__What you will do__.
Go through the entries below and pick out every line with "series".

__Task inputs__.
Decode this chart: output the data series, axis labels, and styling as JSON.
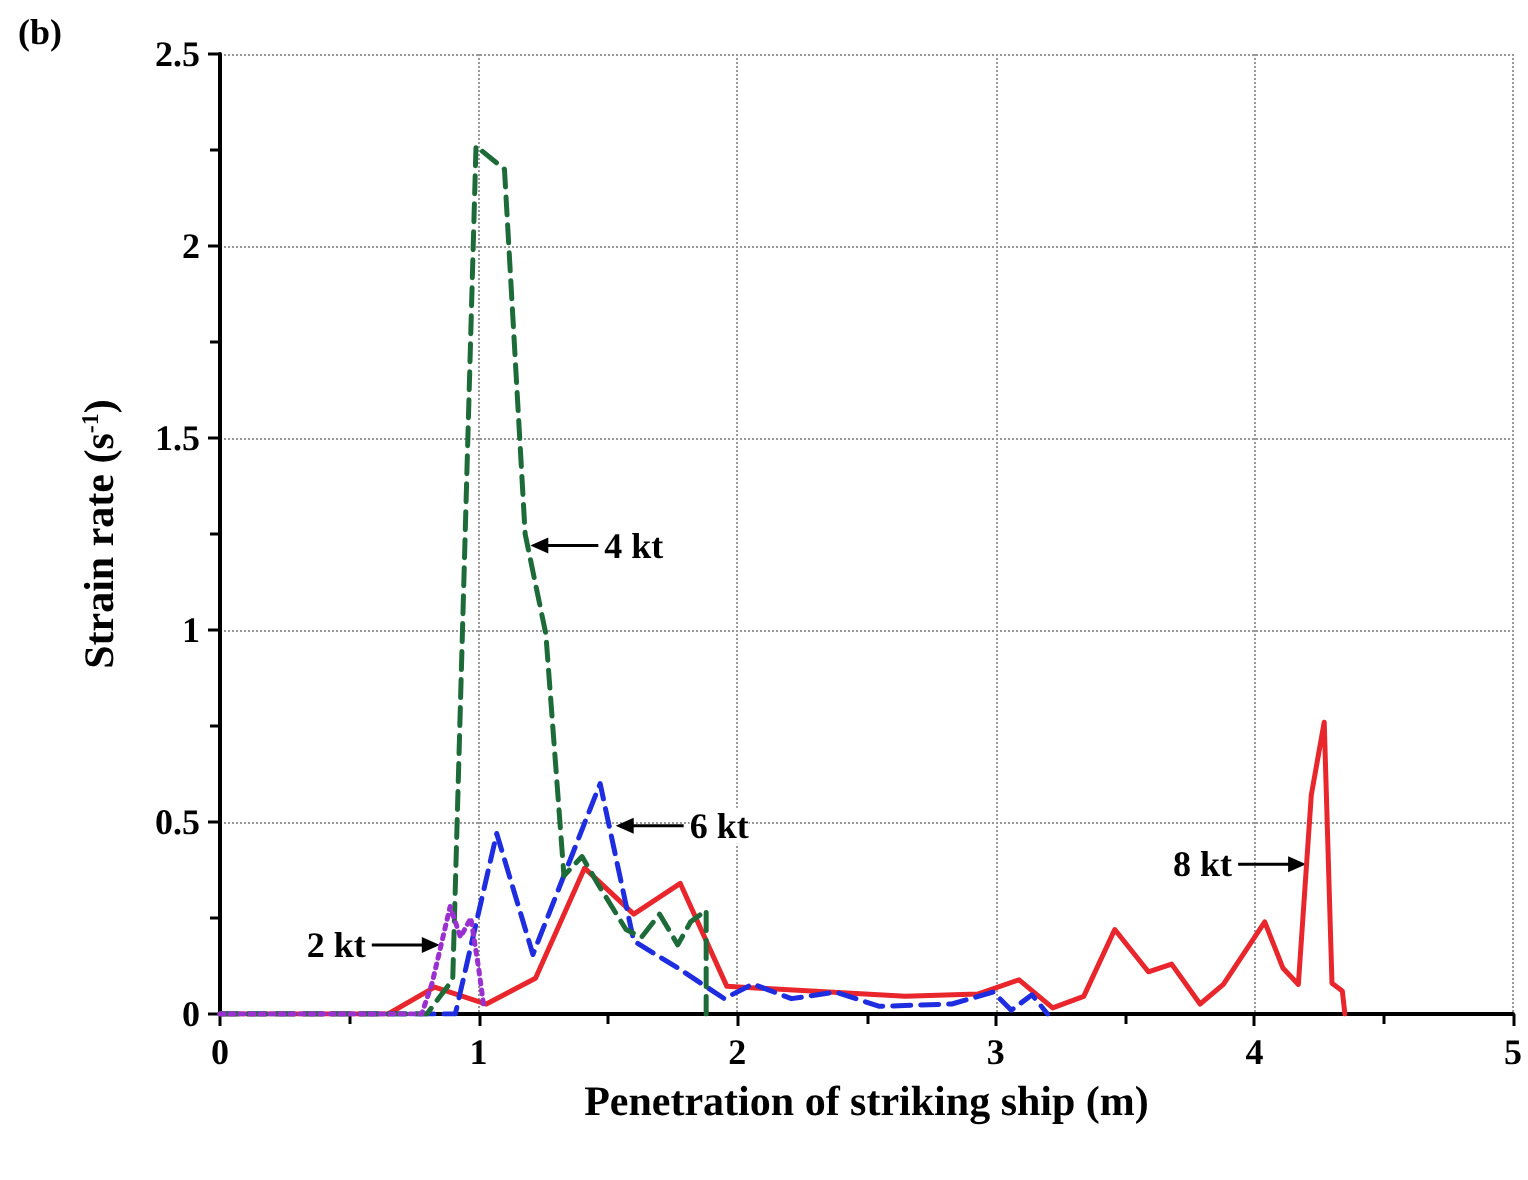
{
  "chart_data": {
    "type": "line",
    "title": "(b)",
    "xlabel": "Penetration of striking ship (m)",
    "ylabel": "Strain rate (s$^{-1}$)",
    "xlim": [
      0,
      5
    ],
    "xticks": [
      0,
      1,
      2,
      3,
      4,
      5
    ],
    "ylim": [
      0,
      2.5
    ],
    "yticks": [
      0,
      0.5,
      1,
      1.5,
      2,
      2.5
    ],
    "grid": true,
    "marker": "none",
    "series": [
      {
        "color": "#e8262b",
        "line_style": "solid",
        "x": [
          0,
          0.65,
          0.83,
          1.03,
          1.22,
          1.41,
          1.6,
          1.78,
          1.96,
          2.65,
          2.93,
          3.09,
          3.22,
          3.34,
          3.46,
          3.59,
          3.68,
          3.79,
          3.88,
          4.04,
          4.11,
          4.17,
          4.22,
          4.27,
          4.3,
          4.34,
          4.35
        ],
        "values": [
          0,
          0,
          0.07,
          0.026,
          0.093,
          0.38,
          0.26,
          0.34,
          0.072,
          0.046,
          0.052,
          0.089,
          0.016,
          0.046,
          0.22,
          0.11,
          0.13,
          0.026,
          0.077,
          0.24,
          0.12,
          0.077,
          0.57,
          0.76,
          0.08,
          0.06,
          0
        ]
      },
      {
        "color": "#1f2de0",
        "line_style": "dashed",
        "x": [
          0,
          0.91,
          1.07,
          1.21,
          1.47,
          1.6,
          1.77,
          1.95,
          2.06,
          2.21,
          2.38,
          2.55,
          2.83,
          2.99,
          3.06,
          3.14,
          3.2
        ],
        "values": [
          0,
          0,
          0.47,
          0.155,
          0.6,
          0.19,
          0.12,
          0.04,
          0.078,
          0.04,
          0.057,
          0.02,
          0.026,
          0.057,
          0.01,
          0.05,
          0
        ]
      },
      {
        "color": "#1e6b3a",
        "line_style": "dashed",
        "x": [
          0,
          0.8,
          0.9,
          0.99,
          1.1,
          1.18,
          1.26,
          1.33,
          1.4,
          1.46,
          1.57,
          1.63,
          1.7,
          1.77,
          1.82,
          1.88,
          1.88
        ],
        "values": [
          0,
          0,
          0.09,
          2.26,
          2.2,
          1.25,
          0.99,
          0.36,
          0.41,
          0.34,
          0.22,
          0.2,
          0.26,
          0.18,
          0.24,
          0.27,
          0
        ]
      },
      {
        "color": "#9b30d0",
        "line_style": "dotted",
        "x": [
          0,
          0.78,
          0.82,
          0.89,
          0.93,
          0.97,
          1.0,
          1.02
        ],
        "values": [
          0,
          0,
          0.08,
          0.28,
          0.2,
          0.25,
          0.12,
          0.02
        ]
      }
    ],
    "annotations": [
      {
        "text": "4 kt",
        "x": 1.2,
        "y": 1.22
      },
      {
        "text": "6 kt",
        "x": 1.53,
        "y": 0.49
      },
      {
        "text": "2 kt",
        "x": 0.85,
        "y": 0.18
      },
      {
        "text": "8 kt",
        "x": 4.2,
        "y": 0.39
      }
    ]
  }
}
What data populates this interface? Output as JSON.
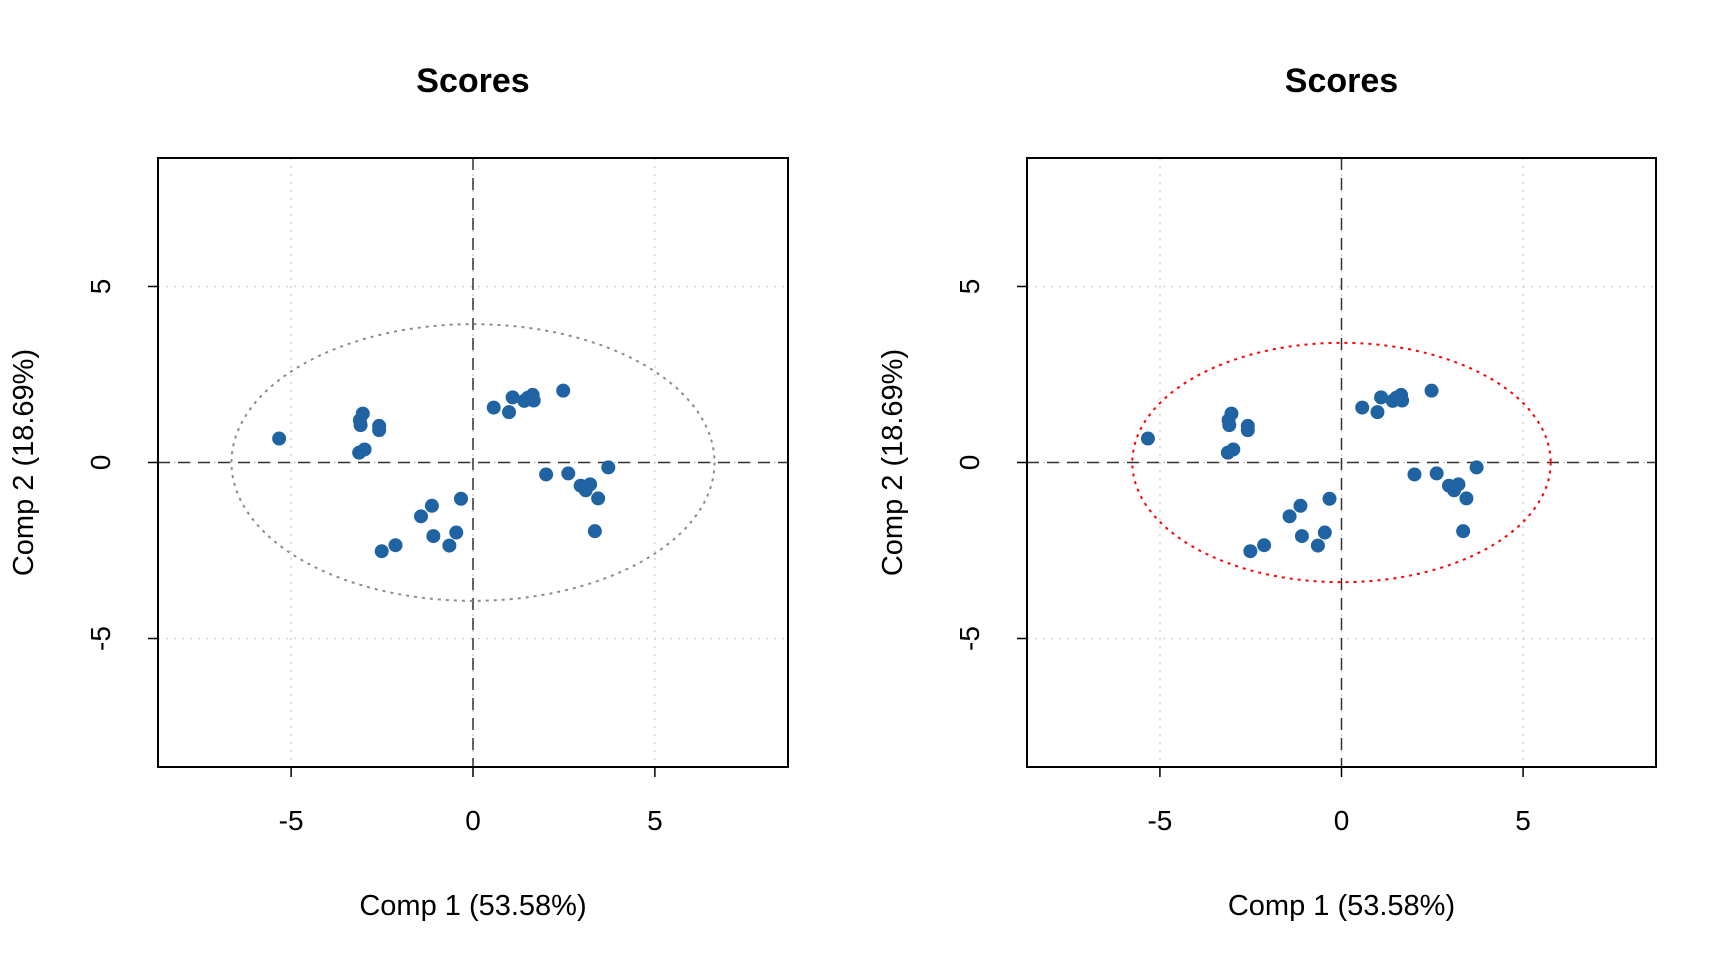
{
  "chart_data": [
    {
      "type": "scatter",
      "title": "Scores",
      "xlabel": "Comp 1 (53.58%)",
      "ylabel": "Comp 2 (18.69%)",
      "xlim": [
        -8.66,
        8.66
      ],
      "ylim": [
        -8.65,
        8.65
      ],
      "xticks": [
        -5,
        0,
        5
      ],
      "yticks": [
        -5,
        0,
        5
      ],
      "grid": true,
      "point_color": "#1F63A3",
      "ellipse": {
        "rx": 6.64,
        "ry": 3.93,
        "color": "#8C8C8C"
      },
      "points": [
        [
          -5.33,
          0.68
        ],
        [
          -3.03,
          1.39
        ],
        [
          -3.11,
          1.2
        ],
        [
          -3.09,
          1.06
        ],
        [
          -2.58,
          1.04
        ],
        [
          -2.58,
          0.92
        ],
        [
          -2.98,
          0.37
        ],
        [
          -3.13,
          0.28
        ],
        [
          0.57,
          1.56
        ],
        [
          0.99,
          1.43
        ],
        [
          1.09,
          1.85
        ],
        [
          1.41,
          1.75
        ],
        [
          1.51,
          1.84
        ],
        [
          1.64,
          1.92
        ],
        [
          1.67,
          1.76
        ],
        [
          2.48,
          2.04
        ],
        [
          2.01,
          -0.34
        ],
        [
          2.62,
          -0.31
        ],
        [
          3.72,
          -0.14
        ],
        [
          2.96,
          -0.66
        ],
        [
          3.1,
          -0.79
        ],
        [
          3.22,
          -0.62
        ],
        [
          3.44,
          -1.02
        ],
        [
          3.35,
          -1.95
        ],
        [
          -0.33,
          -1.03
        ],
        [
          -1.13,
          -1.23
        ],
        [
          -1.43,
          -1.53
        ],
        [
          -1.09,
          -2.09
        ],
        [
          -0.46,
          -1.99
        ],
        [
          -0.65,
          -2.36
        ],
        [
          -2.13,
          -2.35
        ],
        [
          -2.51,
          -2.52
        ]
      ]
    },
    {
      "type": "scatter",
      "title": "Scores",
      "xlabel": "Comp 1 (53.58%)",
      "ylabel": "Comp 2 (18.69%)",
      "xlim": [
        -8.66,
        8.66
      ],
      "ylim": [
        -8.65,
        8.65
      ],
      "xticks": [
        -5,
        0,
        5
      ],
      "yticks": [
        -5,
        0,
        5
      ],
      "grid": true,
      "point_color": "#1F63A3",
      "ellipse": {
        "rx": 5.76,
        "ry": 3.4,
        "color": "#FF0000"
      },
      "points": [
        [
          -5.33,
          0.68
        ],
        [
          -3.03,
          1.39
        ],
        [
          -3.11,
          1.2
        ],
        [
          -3.09,
          1.06
        ],
        [
          -2.58,
          1.04
        ],
        [
          -2.58,
          0.92
        ],
        [
          -2.98,
          0.37
        ],
        [
          -3.13,
          0.28
        ],
        [
          0.57,
          1.56
        ],
        [
          0.99,
          1.43
        ],
        [
          1.09,
          1.85
        ],
        [
          1.41,
          1.75
        ],
        [
          1.51,
          1.84
        ],
        [
          1.64,
          1.92
        ],
        [
          1.67,
          1.76
        ],
        [
          2.48,
          2.04
        ],
        [
          2.01,
          -0.34
        ],
        [
          2.62,
          -0.31
        ],
        [
          3.72,
          -0.14
        ],
        [
          2.96,
          -0.66
        ],
        [
          3.1,
          -0.79
        ],
        [
          3.22,
          -0.62
        ],
        [
          3.44,
          -1.02
        ],
        [
          3.35,
          -1.95
        ],
        [
          -0.33,
          -1.03
        ],
        [
          -1.13,
          -1.23
        ],
        [
          -1.43,
          -1.53
        ],
        [
          -1.09,
          -2.09
        ],
        [
          -0.46,
          -1.99
        ],
        [
          -0.65,
          -2.36
        ],
        [
          -2.13,
          -2.35
        ],
        [
          -2.51,
          -2.52
        ]
      ]
    }
  ]
}
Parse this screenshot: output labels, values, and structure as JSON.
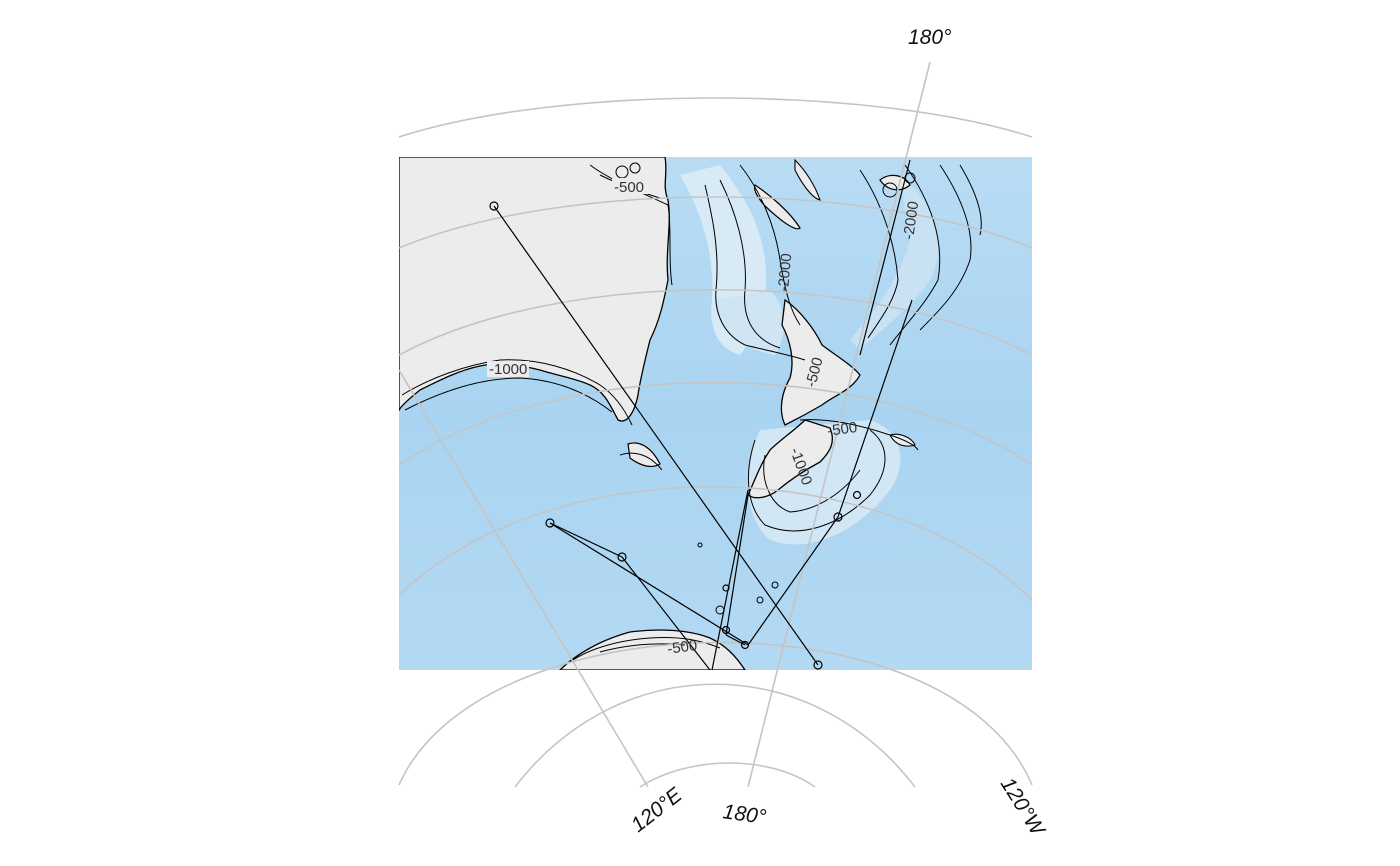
{
  "map": {
    "colors": {
      "ocean_deep": "#a7d3f2",
      "ocean_shallow": "#dcecf7",
      "land": "#ececec",
      "graticule": "#c4c4c4",
      "contour": "#000000",
      "track": "#000000"
    },
    "axis_labels": {
      "top_meridian": "180°",
      "bottom_120e": "120°E",
      "bottom_180": "180°",
      "bottom_120w": "120°W"
    },
    "contour_labels": [
      {
        "id": "c500_top",
        "text": "-500"
      },
      {
        "id": "c2000_right",
        "text": "-2000"
      },
      {
        "id": "c2000_mid",
        "text": "-2000"
      },
      {
        "id": "c1000_aus",
        "text": "-1000"
      },
      {
        "id": "c500_nz",
        "text": "-500"
      },
      {
        "id": "c1000_nz",
        "text": "-1000"
      },
      {
        "id": "c500_nz_s",
        "text": "-500"
      },
      {
        "id": "c500_ant",
        "text": "-500"
      }
    ]
  }
}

__Exercise solution__.
Decode this chart: output the data series, axis labels, and styling as JSON.
    "series": [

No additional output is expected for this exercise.